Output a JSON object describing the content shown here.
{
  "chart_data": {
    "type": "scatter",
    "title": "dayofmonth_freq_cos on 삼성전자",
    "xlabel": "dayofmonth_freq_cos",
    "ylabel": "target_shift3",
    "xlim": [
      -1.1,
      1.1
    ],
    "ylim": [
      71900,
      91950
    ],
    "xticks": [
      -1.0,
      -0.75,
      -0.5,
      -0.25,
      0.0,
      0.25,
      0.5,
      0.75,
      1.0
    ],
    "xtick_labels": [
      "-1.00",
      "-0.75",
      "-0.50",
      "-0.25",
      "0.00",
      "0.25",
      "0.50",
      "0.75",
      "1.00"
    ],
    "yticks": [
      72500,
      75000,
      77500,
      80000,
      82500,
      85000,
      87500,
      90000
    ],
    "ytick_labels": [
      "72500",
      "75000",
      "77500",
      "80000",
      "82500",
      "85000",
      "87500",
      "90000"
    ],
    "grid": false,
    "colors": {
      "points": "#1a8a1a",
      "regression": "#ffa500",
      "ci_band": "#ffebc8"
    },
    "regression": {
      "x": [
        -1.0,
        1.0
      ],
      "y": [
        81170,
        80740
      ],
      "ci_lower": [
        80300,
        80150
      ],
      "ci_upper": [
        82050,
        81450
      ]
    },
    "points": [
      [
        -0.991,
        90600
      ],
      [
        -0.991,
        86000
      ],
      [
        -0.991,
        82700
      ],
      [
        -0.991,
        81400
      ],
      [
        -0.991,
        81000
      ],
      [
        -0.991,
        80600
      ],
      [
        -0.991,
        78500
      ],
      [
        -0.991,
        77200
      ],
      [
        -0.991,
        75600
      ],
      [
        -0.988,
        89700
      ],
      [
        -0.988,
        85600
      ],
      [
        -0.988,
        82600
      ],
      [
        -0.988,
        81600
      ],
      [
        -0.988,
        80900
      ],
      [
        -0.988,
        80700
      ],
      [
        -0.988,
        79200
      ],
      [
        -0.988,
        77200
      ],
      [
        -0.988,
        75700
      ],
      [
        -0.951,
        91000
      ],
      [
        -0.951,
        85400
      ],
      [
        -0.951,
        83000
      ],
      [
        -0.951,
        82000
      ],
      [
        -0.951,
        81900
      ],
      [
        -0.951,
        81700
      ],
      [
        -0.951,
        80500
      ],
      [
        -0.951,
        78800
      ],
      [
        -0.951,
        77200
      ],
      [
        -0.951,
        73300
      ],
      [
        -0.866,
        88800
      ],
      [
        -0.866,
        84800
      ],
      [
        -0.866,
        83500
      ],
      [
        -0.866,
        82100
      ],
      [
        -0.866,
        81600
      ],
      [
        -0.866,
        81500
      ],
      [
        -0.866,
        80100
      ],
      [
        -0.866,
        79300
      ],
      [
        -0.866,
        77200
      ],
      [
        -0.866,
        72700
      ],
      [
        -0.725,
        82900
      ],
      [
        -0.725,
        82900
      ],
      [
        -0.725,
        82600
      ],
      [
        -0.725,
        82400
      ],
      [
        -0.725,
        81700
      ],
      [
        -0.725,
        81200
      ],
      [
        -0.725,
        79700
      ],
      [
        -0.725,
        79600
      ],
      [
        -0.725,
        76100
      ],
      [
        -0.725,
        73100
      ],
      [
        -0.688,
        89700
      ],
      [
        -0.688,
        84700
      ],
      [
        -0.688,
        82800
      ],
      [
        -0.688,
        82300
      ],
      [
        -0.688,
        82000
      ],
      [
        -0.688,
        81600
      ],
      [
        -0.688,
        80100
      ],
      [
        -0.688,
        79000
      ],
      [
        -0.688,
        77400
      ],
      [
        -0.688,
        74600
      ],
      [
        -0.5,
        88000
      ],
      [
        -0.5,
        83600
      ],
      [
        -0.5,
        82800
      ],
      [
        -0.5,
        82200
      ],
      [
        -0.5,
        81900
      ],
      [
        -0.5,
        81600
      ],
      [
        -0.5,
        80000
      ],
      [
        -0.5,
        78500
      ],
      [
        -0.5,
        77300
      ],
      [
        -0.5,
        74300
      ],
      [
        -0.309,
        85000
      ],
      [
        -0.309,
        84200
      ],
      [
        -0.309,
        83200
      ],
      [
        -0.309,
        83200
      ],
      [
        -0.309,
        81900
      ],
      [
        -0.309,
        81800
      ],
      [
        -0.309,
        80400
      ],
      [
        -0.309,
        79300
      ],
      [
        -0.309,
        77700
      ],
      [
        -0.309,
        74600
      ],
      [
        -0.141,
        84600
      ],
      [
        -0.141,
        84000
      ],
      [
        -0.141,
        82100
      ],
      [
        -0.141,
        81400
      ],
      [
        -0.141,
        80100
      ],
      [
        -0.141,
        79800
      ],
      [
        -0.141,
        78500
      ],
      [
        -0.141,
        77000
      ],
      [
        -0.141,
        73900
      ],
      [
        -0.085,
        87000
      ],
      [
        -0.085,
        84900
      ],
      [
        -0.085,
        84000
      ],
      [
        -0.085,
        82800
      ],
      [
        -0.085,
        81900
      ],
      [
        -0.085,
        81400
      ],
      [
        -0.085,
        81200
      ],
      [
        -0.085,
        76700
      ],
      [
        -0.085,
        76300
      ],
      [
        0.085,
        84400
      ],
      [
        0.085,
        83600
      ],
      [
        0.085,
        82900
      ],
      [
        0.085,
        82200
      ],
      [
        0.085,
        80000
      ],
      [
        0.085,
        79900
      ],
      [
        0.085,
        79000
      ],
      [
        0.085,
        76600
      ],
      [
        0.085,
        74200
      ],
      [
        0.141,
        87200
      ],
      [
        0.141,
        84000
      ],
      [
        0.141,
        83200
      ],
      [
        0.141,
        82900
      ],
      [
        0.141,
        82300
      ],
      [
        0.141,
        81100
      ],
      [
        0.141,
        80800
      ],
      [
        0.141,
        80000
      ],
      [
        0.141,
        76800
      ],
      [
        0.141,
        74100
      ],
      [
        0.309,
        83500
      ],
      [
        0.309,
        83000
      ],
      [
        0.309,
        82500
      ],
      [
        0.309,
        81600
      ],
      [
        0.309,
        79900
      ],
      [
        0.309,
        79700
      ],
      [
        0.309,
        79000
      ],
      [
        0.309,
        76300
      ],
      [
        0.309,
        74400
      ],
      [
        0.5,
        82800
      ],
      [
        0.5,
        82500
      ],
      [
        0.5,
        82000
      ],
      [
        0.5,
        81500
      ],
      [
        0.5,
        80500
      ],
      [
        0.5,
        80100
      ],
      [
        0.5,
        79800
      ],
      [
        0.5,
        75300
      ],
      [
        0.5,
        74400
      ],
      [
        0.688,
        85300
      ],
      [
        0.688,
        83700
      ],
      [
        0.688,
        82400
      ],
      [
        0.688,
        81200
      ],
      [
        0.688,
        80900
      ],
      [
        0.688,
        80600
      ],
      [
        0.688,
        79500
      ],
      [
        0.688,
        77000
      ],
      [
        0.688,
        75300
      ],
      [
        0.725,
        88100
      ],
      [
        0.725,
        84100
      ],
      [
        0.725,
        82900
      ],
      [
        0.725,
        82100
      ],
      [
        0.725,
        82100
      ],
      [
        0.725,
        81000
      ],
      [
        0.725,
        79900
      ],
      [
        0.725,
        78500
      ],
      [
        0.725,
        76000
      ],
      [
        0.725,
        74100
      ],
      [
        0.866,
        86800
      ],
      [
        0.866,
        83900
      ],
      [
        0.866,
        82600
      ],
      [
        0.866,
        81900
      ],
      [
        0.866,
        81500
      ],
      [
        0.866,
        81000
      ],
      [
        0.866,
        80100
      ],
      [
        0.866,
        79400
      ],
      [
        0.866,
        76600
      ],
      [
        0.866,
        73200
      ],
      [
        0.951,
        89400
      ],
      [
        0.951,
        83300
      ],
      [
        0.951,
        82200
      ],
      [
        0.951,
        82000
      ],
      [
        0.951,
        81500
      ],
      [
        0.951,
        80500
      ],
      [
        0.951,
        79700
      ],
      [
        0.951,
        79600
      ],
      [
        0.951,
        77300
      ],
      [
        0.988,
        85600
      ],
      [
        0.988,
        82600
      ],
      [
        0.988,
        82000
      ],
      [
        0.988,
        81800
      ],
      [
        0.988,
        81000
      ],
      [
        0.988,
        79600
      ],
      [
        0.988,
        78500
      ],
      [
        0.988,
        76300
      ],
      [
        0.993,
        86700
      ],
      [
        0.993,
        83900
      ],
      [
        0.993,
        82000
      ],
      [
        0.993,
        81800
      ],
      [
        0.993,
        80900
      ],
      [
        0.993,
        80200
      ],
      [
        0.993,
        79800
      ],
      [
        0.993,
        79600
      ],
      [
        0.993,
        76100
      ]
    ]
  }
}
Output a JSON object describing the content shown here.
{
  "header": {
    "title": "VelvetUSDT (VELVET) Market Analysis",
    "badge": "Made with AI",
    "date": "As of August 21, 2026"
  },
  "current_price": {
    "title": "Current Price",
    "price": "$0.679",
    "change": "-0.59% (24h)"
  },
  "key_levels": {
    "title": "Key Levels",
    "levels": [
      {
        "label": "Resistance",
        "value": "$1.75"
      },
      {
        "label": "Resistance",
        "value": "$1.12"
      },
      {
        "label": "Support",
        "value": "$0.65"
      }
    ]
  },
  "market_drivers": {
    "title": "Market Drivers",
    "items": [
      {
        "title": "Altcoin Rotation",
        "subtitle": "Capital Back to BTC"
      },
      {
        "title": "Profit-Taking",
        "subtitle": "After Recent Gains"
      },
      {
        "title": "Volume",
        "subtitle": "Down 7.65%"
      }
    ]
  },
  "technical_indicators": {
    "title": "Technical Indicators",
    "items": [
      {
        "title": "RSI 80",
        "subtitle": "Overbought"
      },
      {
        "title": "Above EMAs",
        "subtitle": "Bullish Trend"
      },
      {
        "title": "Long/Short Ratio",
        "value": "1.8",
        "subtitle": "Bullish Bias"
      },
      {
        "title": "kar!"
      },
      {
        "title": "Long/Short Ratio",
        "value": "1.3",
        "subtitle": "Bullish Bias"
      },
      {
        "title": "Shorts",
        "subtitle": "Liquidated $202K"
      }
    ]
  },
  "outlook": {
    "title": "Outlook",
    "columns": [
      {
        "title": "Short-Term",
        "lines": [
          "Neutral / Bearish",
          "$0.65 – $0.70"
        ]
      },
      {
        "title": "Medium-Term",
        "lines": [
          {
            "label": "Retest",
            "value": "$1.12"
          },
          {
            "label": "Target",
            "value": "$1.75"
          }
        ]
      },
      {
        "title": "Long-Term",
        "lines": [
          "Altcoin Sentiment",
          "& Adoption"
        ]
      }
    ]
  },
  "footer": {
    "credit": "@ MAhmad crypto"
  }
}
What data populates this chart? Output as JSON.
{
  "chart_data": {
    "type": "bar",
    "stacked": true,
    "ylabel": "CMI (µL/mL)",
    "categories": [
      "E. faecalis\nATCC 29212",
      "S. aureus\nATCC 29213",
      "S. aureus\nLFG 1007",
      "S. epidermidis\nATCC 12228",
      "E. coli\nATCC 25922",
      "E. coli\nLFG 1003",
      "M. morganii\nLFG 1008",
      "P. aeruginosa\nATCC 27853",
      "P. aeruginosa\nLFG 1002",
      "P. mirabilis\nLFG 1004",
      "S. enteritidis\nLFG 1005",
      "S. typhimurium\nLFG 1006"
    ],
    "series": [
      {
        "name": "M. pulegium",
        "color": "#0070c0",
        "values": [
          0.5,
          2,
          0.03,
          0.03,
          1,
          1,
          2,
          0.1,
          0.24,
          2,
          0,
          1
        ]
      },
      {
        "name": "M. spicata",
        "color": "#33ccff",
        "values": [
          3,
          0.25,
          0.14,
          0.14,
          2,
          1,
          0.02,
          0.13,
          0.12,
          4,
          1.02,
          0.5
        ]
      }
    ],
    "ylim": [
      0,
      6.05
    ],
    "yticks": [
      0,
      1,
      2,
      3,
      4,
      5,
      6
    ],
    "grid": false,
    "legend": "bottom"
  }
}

Task to complete
Starting at the line with "What data populates", copy every line up to and including the last one in the entries above.

Response below
What data populates this chart? Output as JSON.
{
  "chart_data": {
    "type": "bar",
    "stacked": true,
    "ylabel": "CMI (µL/mL)",
    "categories": [
      "E. faecalis\nATCC 29212",
      "S. aureus\nATCC 29213",
      "S. aureus\nLFG 1007",
      "S. epidermidis\nATCC 12228",
      "E. coli\nATCC 25922",
      "E. coli\nLFG 1003",
      "M. morganii\nLFG 1008",
      "P. aeruginosa\nATCC 27853",
      "P. aeruginosa\nLFG 1002",
      "P. mirabilis\nLFG 1004",
      "S. enteritidis\nLFG 1005",
      "S. typhimurium\nLFG 1006"
    ],
    "series": [
      {
        "name": "M. pulegium",
        "color": "#0070c0",
        "values": [
          0.5,
          2,
          0.03,
          0.03,
          1,
          1,
          2,
          0.1,
          0.24,
          2,
          0,
          1
        ]
      },
      {
        "name": "M. spicata",
        "color": "#33ccff",
        "values": [
          3,
          0.25,
          0.14,
          0.14,
          2,
          1,
          0.02,
          0.13,
          0.12,
          4,
          1.02,
          0.5
        ]
      }
    ],
    "ylim": [
      0,
      6.05
    ],
    "yticks": [
      0,
      1,
      2,
      3,
      4,
      5,
      6
    ],
    "grid": false,
    "legend": "bottom"
  }
}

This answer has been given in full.